## [What you are asked to do]
Restate, word for word, every line of the data.

## [Records for processing]
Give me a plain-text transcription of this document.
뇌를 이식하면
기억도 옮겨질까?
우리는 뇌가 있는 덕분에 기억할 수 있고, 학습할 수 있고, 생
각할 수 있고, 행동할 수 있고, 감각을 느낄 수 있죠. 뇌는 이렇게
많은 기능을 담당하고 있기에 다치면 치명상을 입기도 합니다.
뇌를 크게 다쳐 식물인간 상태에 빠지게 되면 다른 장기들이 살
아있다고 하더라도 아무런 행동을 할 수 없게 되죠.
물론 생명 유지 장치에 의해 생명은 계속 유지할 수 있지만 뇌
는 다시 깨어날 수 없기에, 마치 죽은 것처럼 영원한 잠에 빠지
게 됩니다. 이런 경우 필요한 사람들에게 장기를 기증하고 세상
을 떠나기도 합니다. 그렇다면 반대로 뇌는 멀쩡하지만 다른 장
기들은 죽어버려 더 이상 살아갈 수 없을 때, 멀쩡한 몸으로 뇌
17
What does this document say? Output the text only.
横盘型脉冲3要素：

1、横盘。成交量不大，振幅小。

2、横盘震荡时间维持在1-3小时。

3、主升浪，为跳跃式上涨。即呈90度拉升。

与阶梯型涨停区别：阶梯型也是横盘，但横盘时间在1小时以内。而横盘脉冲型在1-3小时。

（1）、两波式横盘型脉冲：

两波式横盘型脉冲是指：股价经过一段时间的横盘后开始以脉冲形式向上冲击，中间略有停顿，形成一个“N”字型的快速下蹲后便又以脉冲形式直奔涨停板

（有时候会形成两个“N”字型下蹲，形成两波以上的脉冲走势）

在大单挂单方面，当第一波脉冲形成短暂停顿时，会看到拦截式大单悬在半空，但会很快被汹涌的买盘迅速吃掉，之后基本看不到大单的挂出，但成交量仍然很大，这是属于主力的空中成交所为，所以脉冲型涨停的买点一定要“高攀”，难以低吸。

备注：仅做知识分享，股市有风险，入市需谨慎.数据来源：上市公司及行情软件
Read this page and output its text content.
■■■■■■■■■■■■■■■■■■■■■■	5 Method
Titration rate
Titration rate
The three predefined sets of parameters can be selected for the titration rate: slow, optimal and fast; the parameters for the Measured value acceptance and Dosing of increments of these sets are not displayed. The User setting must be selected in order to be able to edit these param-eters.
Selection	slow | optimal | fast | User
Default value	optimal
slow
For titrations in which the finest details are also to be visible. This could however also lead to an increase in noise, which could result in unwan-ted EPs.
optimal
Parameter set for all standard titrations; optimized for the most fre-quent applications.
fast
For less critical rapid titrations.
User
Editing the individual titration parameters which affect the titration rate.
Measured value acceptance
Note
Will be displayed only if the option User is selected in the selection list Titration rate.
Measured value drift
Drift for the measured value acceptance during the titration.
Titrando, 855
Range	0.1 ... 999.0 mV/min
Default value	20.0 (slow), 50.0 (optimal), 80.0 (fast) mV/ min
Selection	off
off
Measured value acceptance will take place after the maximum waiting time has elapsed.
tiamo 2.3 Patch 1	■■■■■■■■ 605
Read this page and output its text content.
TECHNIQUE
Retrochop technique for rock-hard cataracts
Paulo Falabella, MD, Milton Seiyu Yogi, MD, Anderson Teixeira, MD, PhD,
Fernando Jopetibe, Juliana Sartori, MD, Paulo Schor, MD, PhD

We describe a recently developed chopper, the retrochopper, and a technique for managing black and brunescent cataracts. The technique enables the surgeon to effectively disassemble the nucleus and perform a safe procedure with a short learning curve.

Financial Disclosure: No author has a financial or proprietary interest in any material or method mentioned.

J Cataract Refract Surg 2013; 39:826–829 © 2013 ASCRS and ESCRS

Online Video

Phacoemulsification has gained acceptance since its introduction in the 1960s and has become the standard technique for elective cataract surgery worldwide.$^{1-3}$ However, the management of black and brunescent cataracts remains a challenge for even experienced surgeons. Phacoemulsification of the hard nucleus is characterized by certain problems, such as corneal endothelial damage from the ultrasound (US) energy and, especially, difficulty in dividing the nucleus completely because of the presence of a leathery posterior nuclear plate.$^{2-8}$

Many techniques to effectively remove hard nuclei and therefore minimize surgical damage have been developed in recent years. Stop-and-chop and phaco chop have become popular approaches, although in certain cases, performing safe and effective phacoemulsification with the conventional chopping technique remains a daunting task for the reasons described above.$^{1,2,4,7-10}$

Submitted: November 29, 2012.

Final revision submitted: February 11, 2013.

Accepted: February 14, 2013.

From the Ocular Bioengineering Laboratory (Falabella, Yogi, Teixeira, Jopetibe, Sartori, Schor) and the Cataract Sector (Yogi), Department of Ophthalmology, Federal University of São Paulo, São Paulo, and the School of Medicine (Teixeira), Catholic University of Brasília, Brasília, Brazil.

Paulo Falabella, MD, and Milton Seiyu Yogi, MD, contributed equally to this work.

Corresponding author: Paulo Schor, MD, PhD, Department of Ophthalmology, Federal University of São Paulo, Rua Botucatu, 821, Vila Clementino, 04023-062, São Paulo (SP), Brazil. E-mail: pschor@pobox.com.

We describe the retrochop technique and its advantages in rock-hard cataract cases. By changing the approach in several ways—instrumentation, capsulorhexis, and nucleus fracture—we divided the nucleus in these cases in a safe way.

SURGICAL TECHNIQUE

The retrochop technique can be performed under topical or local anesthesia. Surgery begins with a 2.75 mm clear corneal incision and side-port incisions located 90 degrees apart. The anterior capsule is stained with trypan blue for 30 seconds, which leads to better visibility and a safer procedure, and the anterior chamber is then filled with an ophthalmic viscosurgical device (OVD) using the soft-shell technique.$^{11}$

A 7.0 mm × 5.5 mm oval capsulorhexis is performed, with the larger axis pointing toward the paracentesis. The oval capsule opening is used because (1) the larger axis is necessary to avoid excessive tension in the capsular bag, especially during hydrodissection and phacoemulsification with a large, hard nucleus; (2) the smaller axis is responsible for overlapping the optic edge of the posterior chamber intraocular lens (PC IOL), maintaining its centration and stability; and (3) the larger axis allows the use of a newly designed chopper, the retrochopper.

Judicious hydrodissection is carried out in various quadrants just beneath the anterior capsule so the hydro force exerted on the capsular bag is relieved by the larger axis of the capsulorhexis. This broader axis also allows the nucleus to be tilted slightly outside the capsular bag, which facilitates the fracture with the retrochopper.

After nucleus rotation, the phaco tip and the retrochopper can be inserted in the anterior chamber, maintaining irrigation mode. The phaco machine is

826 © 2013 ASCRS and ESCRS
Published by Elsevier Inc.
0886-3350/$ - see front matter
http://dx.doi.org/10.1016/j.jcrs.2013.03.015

## [Result of this exercise]
Give me a plain-text transcription of this document.
뇌를 이식하면
기억도 옮겨질까?
우리는 뇌가 있는 덕분에 기억할 수 있고, 학습할 수 있고, 생
각할 수 있고, 행동할 수 있고, 감각을 느낄 수 있죠. 뇌는 이렇게
많은 기능을 담당하고 있기에 다치면 치명상을 입기도 합니다.
뇌를 크게 다쳐 식물인간 상태에 빠지게 되면 다른 장기들이 살
아있다고 하더라도 아무런 행동을 할 수 없게 되죠.
물론 생명 유지 장치에 의해 생명은 계속 유지할 수 있지만 뇌
는 다시 깨어날 수 없기에, 마치 죽은 것처럼 영원한 잠에 빠지
게 됩니다. 이런 경우 필요한 사람들에게 장기를 기증하고 세상
을 떠나기도 합니다. 그렇다면 반대로 뇌는 멀쩡하지만 다른 장
기들은 죽어버려 더 이상 살아갈 수 없을 때, 멀쩡한 몸으로 뇌
17
What does this document say? Output the text only.
横盘型脉冲3要素：

1、横盘。成交量不大，振幅小。

2、横盘震荡时间维持在1-3小时。

3、主升浪，为跳跃式上涨。即呈90度拉升。

与阶梯型涨停区别：阶梯型也是横盘，但横盘时间在1小时以内。而横盘脉冲型在1-3小时。

（1）、两波式横盘型脉冲：

两波式横盘型脉冲是指：股价经过一段时间的横盘后开始以脉冲形式向上冲击，中间略有停顿，形成一个“N”字型的快速下蹲后便又以脉冲形式直奔涨停板

（有时候会形成两个“N”字型下蹲，形成两波以上的脉冲走势）

在大单挂单方面，当第一波脉冲形成短暂停顿时，会看到拦截式大单悬在半空，但会很快被汹涌的买盘迅速吃掉，之后基本看不到大单的挂出，但成交量仍然很大，这是属于主力的空中成交所为，所以脉冲型涨停的买点一定要“高攀”，难以低吸。

备注：仅做知识分享，股市有风险，入市需谨慎.数据来源：上市公司及行情软件
Read this page and output its text content.
■■■■■■■■■■■■■■■■■■■■■■	5 Method
Titration rate
Titration rate
The three predefined sets of parameters can be selected for the titration rate: slow, optimal and fast; the parameters for the Measured value acceptance and Dosing of increments of these sets are not displayed. The User setting must be selected in order to be able to edit these param-eters.
Selection	slow | optimal | fast | User
Default value	optimal
slow
For titrations in which the finest details are also to be visible. This could however also lead to an increase in noise, which could result in unwan-ted EPs.
optimal
Parameter set for all standard titrations; optimized for the most fre-quent applications.
fast
For less critical rapid titrations.
User
Editing the individual titration parameters which affect the titration rate.
Measured value acceptance
Note
Will be displayed only if the option User is selected in the selection list Titration rate.
Measured value drift
Drift for the measured value acceptance during the titration.
Titrando, 855
Range	0.1 ... 999.0 mV/min
Default value	20.0 (slow), 50.0 (optimal), 80.0 (fast) mV/ min
Selection	off
off
Measured value acceptance will take place after the maximum waiting time has elapsed.
tiamo 2.3 Patch 1	■■■■■■■■ 605
Read this page and output its text content.
TECHNIQUE
Retrochop technique for rock-hard cataracts
Paulo Falabella, MD, Milton Seiyu Yogi, MD, Anderson Teixeira, MD, PhD,
Fernando Jopetibe, Juliana Sartori, MD, Paulo Schor, MD, PhD

We describe a recently developed chopper, the retrochopper, and a technique for managing black and brunescent cataracts. The technique enables the surgeon to effectively disassemble the nucleus and perform a safe procedure with a short learning curve.

Financial Disclosure: No author has a financial or proprietary interest in any material or method mentioned.

J Cataract Refract Surg 2013; 39:826–829 © 2013 ASCRS and ESCRS

Online Video

Phacoemulsification has gained acceptance since its introduction in the 1960s and has become the standard technique for elective cataract surgery worldwide.$^{1-3}$ However, the management of black and brunescent cataracts remains a challenge for even experienced surgeons. Phacoemulsification of the hard nucleus is characterized by certain problems, such as corneal endothelial damage from the ultrasound (US) energy and, especially, difficulty in dividing the nucleus completely because of the presence of a leathery posterior nuclear plate.$^{2-8}$

Many techniques to effectively remove hard nuclei and therefore minimize surgical damage have been developed in recent years. Stop-and-chop and phaco chop have become popular approaches, although in certain cases, performing safe and effective phacoemulsification with the conventional chopping technique remains a daunting task for the reasons described above.$^{1,2,4,7-10}$

Submitted: November 29, 2012.

Final revision submitted: February 11, 2013.

Accepted: February 14, 2013.

From the Ocular Bioengineering Laboratory (Falabella, Yogi, Teixeira, Jopetibe, Sartori, Schor) and the Cataract Sector (Yogi), Department of Ophthalmology, Federal University of São Paulo, São Paulo, and the School of Medicine (Teixeira), Catholic University of Brasília, Brasília, Brazil.

Paulo Falabella, MD, and Milton Seiyu Yogi, MD, contributed equally to this work.

Corresponding author: Paulo Schor, MD, PhD, Department of Ophthalmology, Federal University of São Paulo, Rua Botucatu, 821, Vila Clementino, 04023-062, São Paulo (SP), Brazil. E-mail: pschor@pobox.com.

We describe the retrochop technique and its advantages in rock-hard cataract cases. By changing the approach in several ways—instrumentation, capsulorhexis, and nucleus fracture—we divided the nucleus in these cases in a safe way.

SURGICAL TECHNIQUE

The retrochop technique can be performed under topical or local anesthesia. Surgery begins with a 2.75 mm clear corneal incision and side-port incisions located 90 degrees apart. The anterior capsule is stained with trypan blue for 30 seconds, which leads to better visibility and a safer procedure, and the anterior chamber is then filled with an ophthalmic viscosurgical device (OVD) using the soft-shell technique.$^{11}$

A 7.0 mm × 5.5 mm oval capsulorhexis is performed, with the larger axis pointing toward the paracentesis. The oval capsule opening is used because (1) the larger axis is necessary to avoid excessive tension in the capsular bag, especially during hydrodissection and phacoemulsification with a large, hard nucleus; (2) the smaller axis is responsible for overlapping the optic edge of the posterior chamber intraocular lens (PC IOL), maintaining its centration and stability; and (3) the larger axis allows the use of a newly designed chopper, the retrochopper.

Judicious hydrodissection is carried out in various quadrants just beneath the anterior capsule so the hydro force exerted on the capsular bag is relieved by the larger axis of the capsulorhexis. This broader axis also allows the nucleus to be tilted slightly outside the capsular bag, which facilitates the fracture with the retrochopper.

After nucleus rotation, the phaco tip and the retrochopper can be inserted in the anterior chamber, maintaining irrigation mode. The phaco machine is

826 © 2013 ASCRS and ESCRS
Published by Elsevier Inc.
0886-3350/$ - see front matter
http://dx.doi.org/10.1016/j.jcrs.2013.03.015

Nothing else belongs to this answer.